• _REQUIRED WORK_
In the entries, find all lines that hold the word "未分配空间" and copy them.

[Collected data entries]

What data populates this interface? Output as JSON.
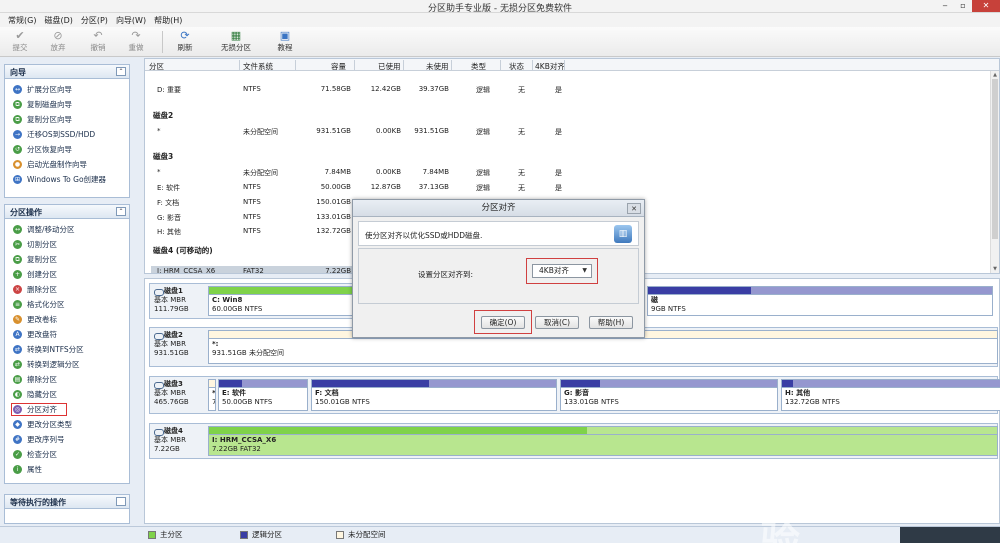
{
  "window": {
    "title": "分区助手专业版 - 无损分区免费软件",
    "controls": [
      "‒",
      "▫",
      "✕"
    ]
  },
  "menu": [
    {
      "name": "menu-general",
      "label": "常规(G)"
    },
    {
      "name": "menu-disk",
      "label": "磁盘(D)"
    },
    {
      "name": "menu-partition",
      "label": "分区(P)"
    },
    {
      "name": "menu-wizard",
      "label": "向导(W)"
    },
    {
      "name": "menu-help",
      "label": "帮助(H)"
    }
  ],
  "toolbar": {
    "commit": {
      "label": "提交",
      "icon": "check-icon"
    },
    "discard": {
      "label": "放弃",
      "icon": "discard-icon"
    },
    "undo": {
      "label": "撤销",
      "icon": "undo-icon"
    },
    "redo": {
      "label": "重做",
      "icon": "redo-icon"
    },
    "refresh": {
      "label": "刷新",
      "icon": "refresh-icon"
    },
    "lossless": {
      "label": "无损分区",
      "icon": "partition-icon"
    },
    "tutorial": {
      "label": "教程",
      "icon": "tutorial-icon"
    }
  },
  "wizard_panel": {
    "title": "向导",
    "items": [
      {
        "label": "扩展分区向导",
        "icon": "expand-icon"
      },
      {
        "label": "复制磁盘向导",
        "icon": "copy-disk-icon"
      },
      {
        "label": "复制分区向导",
        "icon": "copy-partition-icon"
      },
      {
        "label": "迁移OS到SSD/HDD",
        "icon": "migrate-icon"
      },
      {
        "label": "分区恢复向导",
        "icon": "recover-icon"
      },
      {
        "label": "启动光盘制作向导",
        "icon": "boot-disc-icon"
      },
      {
        "label": "Windows To Go创建器",
        "icon": "windows-icon"
      }
    ]
  },
  "ops_panel": {
    "title": "分区操作",
    "items": [
      {
        "label": "调整/移动分区",
        "icon": "resize-icon"
      },
      {
        "label": "切割分区",
        "icon": "split-icon"
      },
      {
        "label": "复制分区",
        "icon": "copy-icon"
      },
      {
        "label": "创建分区",
        "icon": "create-icon"
      },
      {
        "label": "删除分区",
        "icon": "delete-icon"
      },
      {
        "label": "格式化分区",
        "icon": "format-icon"
      },
      {
        "label": "更改卷标",
        "icon": "label-icon"
      },
      {
        "label": "更改盘符",
        "icon": "drive-letter-icon"
      },
      {
        "label": "转换到NTFS分区",
        "icon": "convert-ntfs-icon"
      },
      {
        "label": "转换到逻辑分区",
        "icon": "convert-logical-icon"
      },
      {
        "label": "擦除分区",
        "icon": "wipe-icon"
      },
      {
        "label": "隐藏分区",
        "icon": "hide-icon"
      },
      {
        "label": "分区对齐",
        "icon": "align-icon"
      },
      {
        "label": "更改分区类型",
        "icon": "change-type-icon"
      },
      {
        "label": "更改序列号",
        "icon": "serial-icon"
      },
      {
        "label": "检查分区",
        "icon": "check-icon"
      },
      {
        "label": "属性",
        "icon": "properties-icon"
      }
    ]
  },
  "pending_panel": {
    "title": "等待执行的操作"
  },
  "table": {
    "headers": [
      "分区",
      "文件系统",
      "容量",
      "已使用",
      "未使用",
      "类型",
      "状态",
      "4KB对齐"
    ],
    "rows": [
      {
        "kind": "part",
        "cells": [
          "D: 重要",
          "NTFS",
          "71.58GB",
          "12.42GB",
          "39.37GB",
          "逻辑",
          "无",
          "是"
        ]
      },
      {
        "kind": "disk",
        "label": "磁盘2"
      },
      {
        "kind": "part",
        "cells": [
          "*",
          "未分配空间",
          "931.51GB",
          "0.00KB",
          "931.51GB",
          "逻辑",
          "无",
          "是"
        ]
      },
      {
        "kind": "disk",
        "label": "磁盘3"
      },
      {
        "kind": "part",
        "cells": [
          "*",
          "未分配空间",
          "7.84MB",
          "0.00KB",
          "7.84MB",
          "逻辑",
          "无",
          "是"
        ]
      },
      {
        "kind": "part",
        "cells": [
          "E: 软件",
          "NTFS",
          "50.00GB",
          "12.87GB",
          "37.13GB",
          "逻辑",
          "无",
          "是"
        ]
      },
      {
        "kind": "part",
        "cells": [
          "F: 文档",
          "NTFS",
          "150.01GB",
          "",
          "",
          "",
          "",
          ""
        ]
      },
      {
        "kind": "part",
        "cells": [
          "G: 影音",
          "NTFS",
          "133.01GB",
          "",
          "",
          "",
          "",
          ""
        ]
      },
      {
        "kind": "part",
        "cells": [
          "H: 其他",
          "NTFS",
          "132.72GB",
          "",
          "",
          "",
          "",
          ""
        ]
      },
      {
        "kind": "disk",
        "label": "磁盘4 (可移动的)"
      },
      {
        "kind": "part",
        "cells": [
          "I: HRM_CCSA_X6",
          "FAT32",
          "7.22GB",
          "",
          "",
          "",
          "",
          ""
        ]
      }
    ]
  },
  "diskmap": {
    "disks": [
      {
        "name": "磁盘1",
        "type": "基本 MBR",
        "size": "111.79GB",
        "partitions": [
          {
            "label": "C: Win8",
            "sub": "60.00GB NTFS",
            "kind": "primary",
            "used": 1.0
          },
          {
            "label": "",
            "sub": "",
            "kind": "logical",
            "used": 0.3
          }
        ]
      },
      {
        "name": "磁盘2",
        "type": "基本 MBR",
        "size": "931.51GB",
        "partitions": [
          {
            "label": "*:",
            "sub": "931.51GB 未分配空间",
            "kind": "unalloc",
            "used": 0.0
          }
        ]
      },
      {
        "name": "磁盘3",
        "type": "基本 MBR",
        "size": "465.76GB",
        "partitions": [
          {
            "label": "*",
            "sub": "7",
            "kind": "unalloc",
            "used": 0.0
          },
          {
            "label": "E: 软件",
            "sub": "50.00GB NTFS",
            "kind": "logical",
            "used": 0.26
          },
          {
            "label": "F: 文档",
            "sub": "150.01GB NTFS",
            "kind": "logical",
            "used": 0.48
          },
          {
            "label": "G: 影音",
            "sub": "133.01GB NTFS",
            "kind": "logical",
            "used": 0.18
          },
          {
            "label": "H: 其他",
            "sub": "132.72GB NTFS",
            "kind": "logical",
            "used": 0.05
          }
        ]
      },
      {
        "name": "磁盘4",
        "type": "基本 MBR",
        "size": "7.22GB",
        "partitions": [
          {
            "label": "I: HRM_CCSA_X6",
            "sub": "7.22GB FAT32",
            "kind": "primary",
            "used": 0.48
          }
        ]
      }
    ],
    "disk1_tail_label": "磁",
    "disk1_tail_sub": "9GB NTFS"
  },
  "legend": [
    {
      "label": "主分区",
      "color": "#7fd24a"
    },
    {
      "label": "逻辑分区",
      "color": "#3a3ea4"
    },
    {
      "label": "未分配空间",
      "color": "#fff6e0"
    }
  ],
  "dialog": {
    "title": "分区对齐",
    "message": "使分区对齐以优化SSD或HDD磁盘.",
    "setting_label": "设置分区对齐到:",
    "selected_option": "4KB对齐",
    "ok_label": "确定(O)",
    "cancel_label": "取消(C)",
    "help_label": "帮助(H)"
  },
  "watermark": {
    "main": "Bai du 经验",
    "sub": "jingyan.baidu.com"
  },
  "colors": {
    "primary": "#7fd24a",
    "logical": "#3a3ea4",
    "unalloc": "#fff6e0",
    "highlight": "#d04040"
  }
}
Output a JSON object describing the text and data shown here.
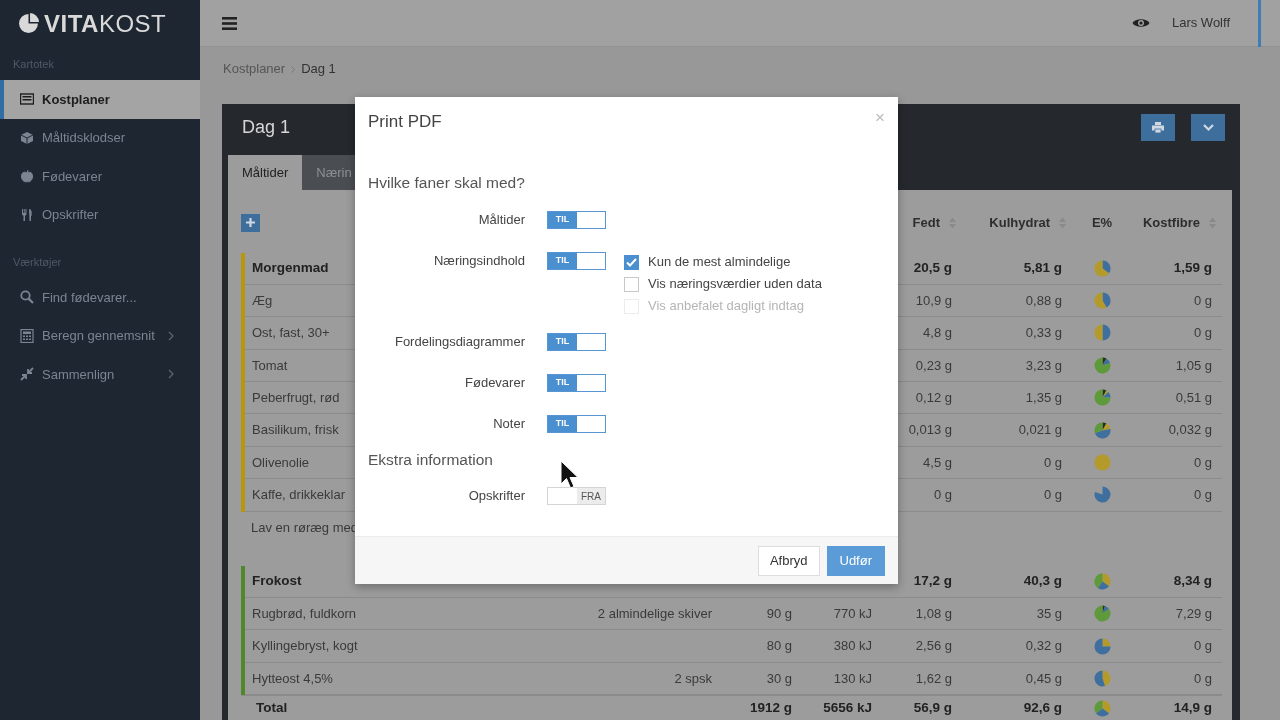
{
  "sidebar": {
    "logo": "**VITA**KOST",
    "sections": [
      {
        "label": "Kartotek",
        "items": [
          {
            "label": "Kostplaner",
            "selected": true,
            "submenu": false
          },
          {
            "label": "Måltidsklodser",
            "selected": false,
            "submenu": false
          },
          {
            "label": "Fødevarer",
            "selected": false,
            "submenu": false
          },
          {
            "label": "Opskrifter",
            "selected": false,
            "submenu": false
          }
        ]
      },
      {
        "label": "Værktøjer",
        "items": [
          {
            "label": "Find fødevarer...",
            "selected": false,
            "submenu": false
          },
          {
            "label": "Beregn gennemsnit",
            "selected": false,
            "submenu": true
          },
          {
            "label": "Sammenlign",
            "selected": false,
            "submenu": true
          }
        ]
      }
    ]
  },
  "topbar": {
    "user": "Lars Wolff"
  },
  "breadcrumb": [
    "Kostplaner",
    "Dag 1"
  ],
  "panel": {
    "title": "Dag 1",
    "tabs": [
      {
        "label": "Måltider",
        "selected": true
      },
      {
        "label": "Nærin",
        "selected": false
      }
    ],
    "table": {
      "columns": [
        {
          "label": "Fedt",
          "sortable": true
        },
        {
          "label": "Kulhydrat",
          "sortable": true
        },
        {
          "label": "E%",
          "sortable": false
        },
        {
          "label": "Kostfibre",
          "sortable": true
        }
      ],
      "groups": [
        {
          "name": "Morgenmad",
          "color": "#b8960f",
          "fat": "20,5 g",
          "carbs": "5,81 g",
          "fiber": "1,59 g",
          "note": "Lav en røræg med",
          "items": [
            {
              "name": "Æg",
              "fat": "10,9 g",
              "carbs": "0,88 g",
              "fiber": "0 g"
            },
            {
              "name": "Ost, fast, 30+",
              "fat": "4,8 g",
              "carbs": "0,33 g",
              "fiber": "0 g"
            },
            {
              "name": "Tomat",
              "fat": "0,23 g",
              "carbs": "3,23 g",
              "fiber": "1,05 g"
            },
            {
              "name": "Peberfrugt, rød",
              "fat": "0,12 g",
              "carbs": "1,35 g",
              "fiber": "0,51 g"
            },
            {
              "name": "Basilikum, frisk",
              "fat": "0,013 g",
              "carbs": "0,021 g",
              "fiber": "0,032 g"
            },
            {
              "name": "Olivenolie",
              "fat": "4,5 g",
              "carbs": "0 g",
              "fiber": "0 g"
            },
            {
              "name": "Kaffe, drikkeklar",
              "fat": "0 g",
              "carbs": "0 g",
              "fiber": "0 g"
            }
          ]
        },
        {
          "name": "Frokost",
          "color": "#4e8a2b",
          "fat": "17,2 g",
          "carbs": "40,3 g",
          "fiber": "8,34 g",
          "items": [
            {
              "name": "Rugbrød, fuldkorn",
              "portion": "2 almindelige skiver",
              "amount": "90 g",
              "energy": "770 kJ",
              "fat": "1,08 g",
              "carbs": "35 g",
              "fiber": "7,29 g"
            },
            {
              "name": "Kyllingebryst, kogt",
              "amount": "80 g",
              "energy": "380 kJ",
              "fat": "2,56 g",
              "carbs": "0,32 g",
              "fiber": "0 g"
            },
            {
              "name": "Hytteost 4,5%",
              "portion": "2 spsk",
              "amount": "30 g",
              "energy": "130 kJ",
              "fat": "1,62 g",
              "carbs": "0,45 g",
              "fiber": "0 g"
            }
          ]
        }
      ],
      "total": {
        "name": "Total",
        "amount": "1912 g",
        "energy": "5656 kJ",
        "fat": "56,9 g",
        "carbs": "92,6 g",
        "fiber": "14,9 g"
      }
    }
  },
  "modal": {
    "title": "Print PDF",
    "close": "×",
    "sections": [
      {
        "heading": "Hvilke faner skal med?",
        "toggles": [
          {
            "label": "Måltider",
            "on": true,
            "switch_text": "TIL"
          },
          {
            "label": "Næringsindhold",
            "on": true,
            "switch_text": "TIL",
            "options": [
              {
                "label": "Kun de mest almindelige",
                "checked": true,
                "disabled": false
              },
              {
                "label": "Vis næringsværdier uden data",
                "checked": false,
                "disabled": false
              },
              {
                "label": "Vis anbefalet dagligt indtag",
                "checked": false,
                "disabled": true
              }
            ]
          },
          {
            "label": "Fordelingsdiagrammer",
            "on": true,
            "switch_text": "TIL"
          },
          {
            "label": "Fødevarer",
            "on": true,
            "switch_text": "TIL"
          },
          {
            "label": "Noter",
            "on": true,
            "switch_text": "TIL"
          }
        ]
      },
      {
        "heading": "Ekstra information",
        "toggles": [
          {
            "label": "Opskrifter",
            "on": false,
            "switch_text": "FRA"
          }
        ]
      }
    ],
    "buttons": [
      {
        "label": "Afbryd",
        "kind": "secondary"
      },
      {
        "label": "Udfør",
        "kind": "primary"
      }
    ]
  }
}
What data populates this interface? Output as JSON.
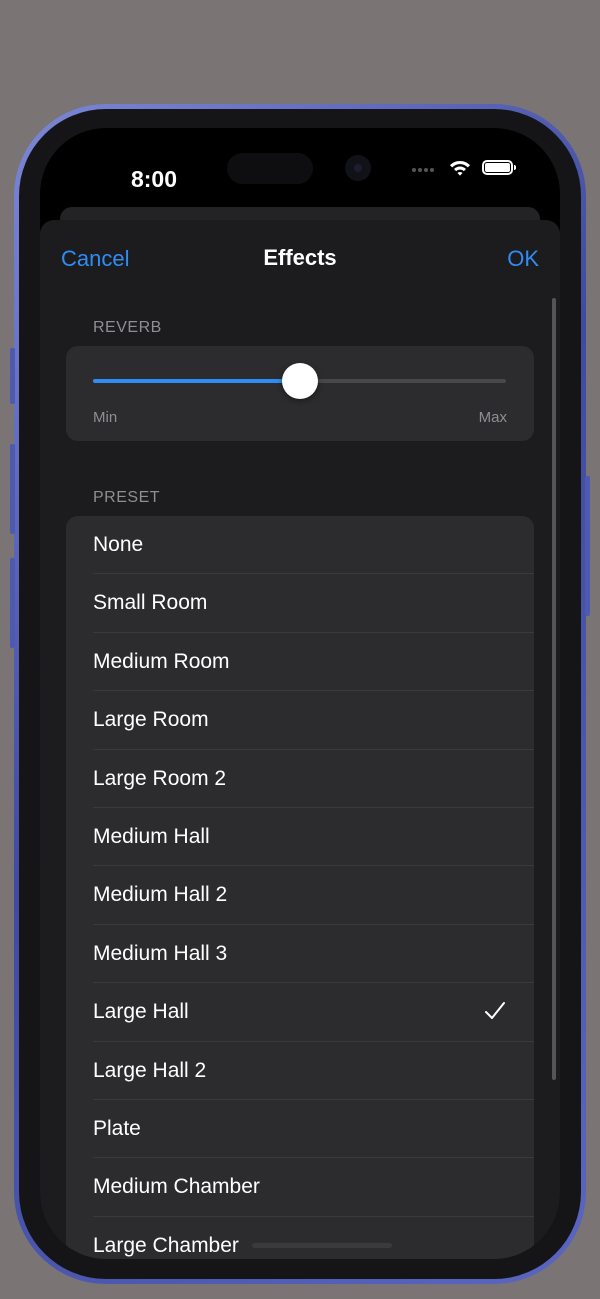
{
  "status_bar": {
    "time": "8:00"
  },
  "nav": {
    "cancel_label": "Cancel",
    "title": "Effects",
    "ok_label": "OK"
  },
  "reverb": {
    "header": "REVERB",
    "min_label": "Min",
    "max_label": "Max",
    "value_fraction": 0.5
  },
  "preset": {
    "header": "PRESET",
    "selected": "Large Hall",
    "items": [
      {
        "label": "None"
      },
      {
        "label": "Small Room"
      },
      {
        "label": "Medium Room"
      },
      {
        "label": "Large Room"
      },
      {
        "label": "Large Room 2"
      },
      {
        "label": "Medium Hall"
      },
      {
        "label": "Medium Hall 2"
      },
      {
        "label": "Medium Hall 3"
      },
      {
        "label": "Large Hall"
      },
      {
        "label": "Large Hall 2"
      },
      {
        "label": "Plate"
      },
      {
        "label": "Medium Chamber"
      },
      {
        "label": "Large Chamber"
      }
    ]
  },
  "colors": {
    "accent": "#2f8cf5",
    "background": "#1c1c1e",
    "card": "#2c2c2e",
    "secondary_text": "#8e8e93",
    "frame": "#4e5ab0"
  },
  "icons": {
    "wifi": "wifi-icon",
    "battery": "battery-icon",
    "signal": "signal-dots-icon",
    "selected_marker": "checkmark-icon"
  }
}
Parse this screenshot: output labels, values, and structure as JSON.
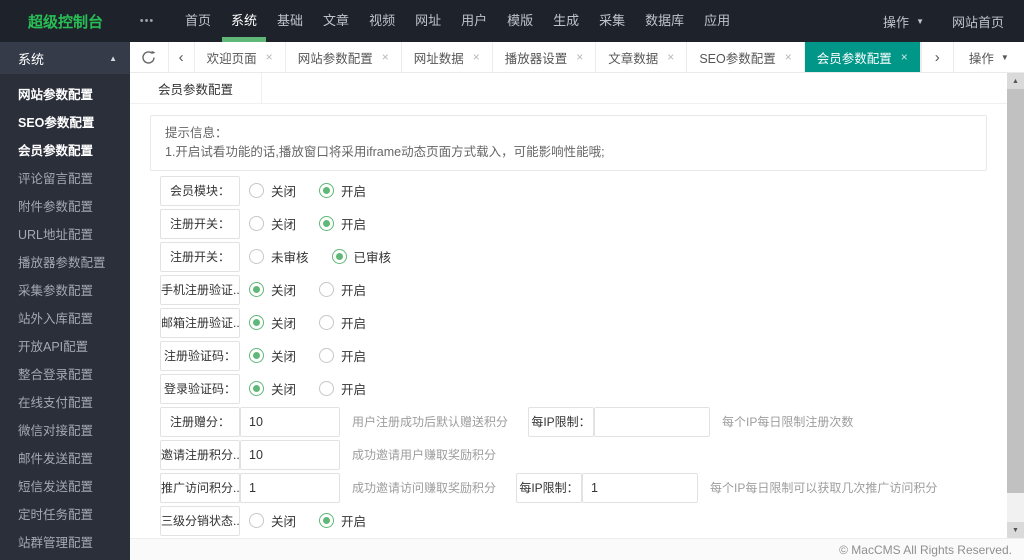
{
  "topbar": {
    "brand": "超级控制台",
    "nav": [
      {
        "label": "首页",
        "active": false
      },
      {
        "label": "系统",
        "active": true
      },
      {
        "label": "基础",
        "active": false
      },
      {
        "label": "文章",
        "active": false
      },
      {
        "label": "视频",
        "active": false
      },
      {
        "label": "网址",
        "active": false
      },
      {
        "label": "用户",
        "active": false
      },
      {
        "label": "模版",
        "active": false
      },
      {
        "label": "生成",
        "active": false
      },
      {
        "label": "采集",
        "active": false
      },
      {
        "label": "数据库",
        "active": false
      },
      {
        "label": "应用",
        "active": false
      }
    ],
    "action_label": "操作",
    "home_label": "网站首页"
  },
  "sidebar": {
    "title": "系统",
    "items": [
      {
        "label": "网站参数配置",
        "active": true
      },
      {
        "label": "SEO参数配置",
        "active": true
      },
      {
        "label": "会员参数配置",
        "active": true
      },
      {
        "label": "评论留言配置",
        "active": false
      },
      {
        "label": "附件参数配置",
        "active": false
      },
      {
        "label": "URL地址配置",
        "active": false
      },
      {
        "label": "播放器参数配置",
        "active": false
      },
      {
        "label": "采集参数配置",
        "active": false
      },
      {
        "label": "站外入库配置",
        "active": false
      },
      {
        "label": "开放API配置",
        "active": false
      },
      {
        "label": "整合登录配置",
        "active": false
      },
      {
        "label": "在线支付配置",
        "active": false
      },
      {
        "label": "微信对接配置",
        "active": false
      },
      {
        "label": "邮件发送配置",
        "active": false
      },
      {
        "label": "短信发送配置",
        "active": false
      },
      {
        "label": "定时任务配置",
        "active": false
      },
      {
        "label": "站群管理配置",
        "active": false
      }
    ]
  },
  "tabbar": {
    "tabs": [
      {
        "label": "欢迎页面",
        "active": false
      },
      {
        "label": "网站参数配置",
        "active": false
      },
      {
        "label": "网址数据",
        "active": false
      },
      {
        "label": "播放器设置",
        "active": false
      },
      {
        "label": "文章数据",
        "active": false
      },
      {
        "label": "SEO参数配置",
        "active": false
      },
      {
        "label": "会员参数配置",
        "active": true
      }
    ],
    "ops_label": "操作"
  },
  "content": {
    "page_tab": "会员参数配置",
    "notice": {
      "title": "提示信息：",
      "line": "1.开启试看功能的话,播放窗口将采用iframe动态页面方式载入，可能影响性能哦;"
    },
    "form_rows": [
      {
        "label": "会员模块：",
        "control": "radio",
        "options": [
          {
            "label": "关闭",
            "selected": false
          },
          {
            "label": "开启",
            "selected": true
          }
        ]
      },
      {
        "label": "注册开关：",
        "control": "radio",
        "options": [
          {
            "label": "关闭",
            "selected": false
          },
          {
            "label": "开启",
            "selected": true
          }
        ]
      },
      {
        "label": "注册开关：",
        "control": "radio",
        "options": [
          {
            "label": "未审核",
            "selected": false
          },
          {
            "label": "已审核",
            "selected": true
          }
        ]
      },
      {
        "label": "手机注册验证...",
        "control": "radio",
        "options": [
          {
            "label": "关闭",
            "selected": true
          },
          {
            "label": "开启",
            "selected": false
          }
        ]
      },
      {
        "label": "邮箱注册验证...",
        "control": "radio",
        "options": [
          {
            "label": "关闭",
            "selected": true
          },
          {
            "label": "开启",
            "selected": false
          }
        ]
      },
      {
        "label": "注册验证码：",
        "control": "radio",
        "options": [
          {
            "label": "关闭",
            "selected": true
          },
          {
            "label": "开启",
            "selected": false
          }
        ]
      },
      {
        "label": "登录验证码：",
        "control": "radio",
        "options": [
          {
            "label": "关闭",
            "selected": true
          },
          {
            "label": "开启",
            "selected": false
          }
        ]
      },
      {
        "label": "注册赠分：",
        "control": "input",
        "value": "10",
        "hint": "用户注册成功后默认赠送积分",
        "extra": {
          "label": "每IP限制：",
          "value": "",
          "hint": "每个IP每日限制注册次数"
        }
      },
      {
        "label": "邀请注册积分...",
        "control": "input",
        "value": "10",
        "hint": "成功邀请用户赚取奖励积分"
      },
      {
        "label": "推广访问积分...",
        "control": "input",
        "value": "1",
        "hint": "成功邀请访问赚取奖励积分",
        "extra": {
          "label": "每IP限制：",
          "value": "1",
          "hint": "每个IP每日限制可以获取几次推广访问积分"
        }
      },
      {
        "label": "三级分销状态...",
        "control": "radio",
        "options": [
          {
            "label": "关闭",
            "selected": false
          },
          {
            "label": "开启",
            "selected": true
          }
        ]
      }
    ]
  },
  "footer": {
    "copyright": "© MacCMS All Rights Reserved."
  },
  "icons": {
    "menu_dots": "•••",
    "caret_down": "▼",
    "collapse_up": "▲",
    "tab_prev": "‹",
    "tab_next": "›",
    "tab_close": "×",
    "scroll_up": "▲",
    "scroll_down": "▼"
  },
  "colors": {
    "accent_teal": "#009688",
    "radio_green": "#5FB878",
    "nav_underline_green": "#5FB878",
    "brand_green": "#28be55",
    "topbar_bg": "#1e222a",
    "sidebar_bg": "#2b2f3a"
  }
}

• _OUTPUT BELOW_
          "未分配空间",
          "未分配空间",
            "sub": "931.51GB 未分配空间",
      "label": "未分配空间",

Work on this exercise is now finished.